▶ STATED TASK: Identify the lines in the data below that contain "default" and give only how many there are.

--- --- ---

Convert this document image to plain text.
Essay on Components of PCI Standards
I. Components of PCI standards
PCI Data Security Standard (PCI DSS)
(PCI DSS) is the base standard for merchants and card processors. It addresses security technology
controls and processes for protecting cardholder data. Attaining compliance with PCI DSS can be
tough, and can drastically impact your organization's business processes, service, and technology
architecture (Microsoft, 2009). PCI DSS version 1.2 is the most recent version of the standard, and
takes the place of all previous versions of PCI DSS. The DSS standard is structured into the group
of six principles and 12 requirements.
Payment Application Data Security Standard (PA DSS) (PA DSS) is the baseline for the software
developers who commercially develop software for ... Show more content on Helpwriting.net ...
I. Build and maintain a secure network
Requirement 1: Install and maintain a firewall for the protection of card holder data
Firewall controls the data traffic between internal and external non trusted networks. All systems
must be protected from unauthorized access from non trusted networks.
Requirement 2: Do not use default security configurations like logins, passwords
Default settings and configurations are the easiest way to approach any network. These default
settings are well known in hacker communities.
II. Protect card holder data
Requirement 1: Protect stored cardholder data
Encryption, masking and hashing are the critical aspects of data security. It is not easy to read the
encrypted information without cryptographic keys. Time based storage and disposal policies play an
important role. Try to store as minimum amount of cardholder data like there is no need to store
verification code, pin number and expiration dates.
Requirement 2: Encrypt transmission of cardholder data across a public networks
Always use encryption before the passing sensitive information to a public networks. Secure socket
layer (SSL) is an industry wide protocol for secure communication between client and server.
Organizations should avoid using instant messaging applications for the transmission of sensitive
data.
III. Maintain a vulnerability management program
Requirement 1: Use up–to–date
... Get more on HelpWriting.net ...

--- --- ---

▶ FINISHED TASK: 2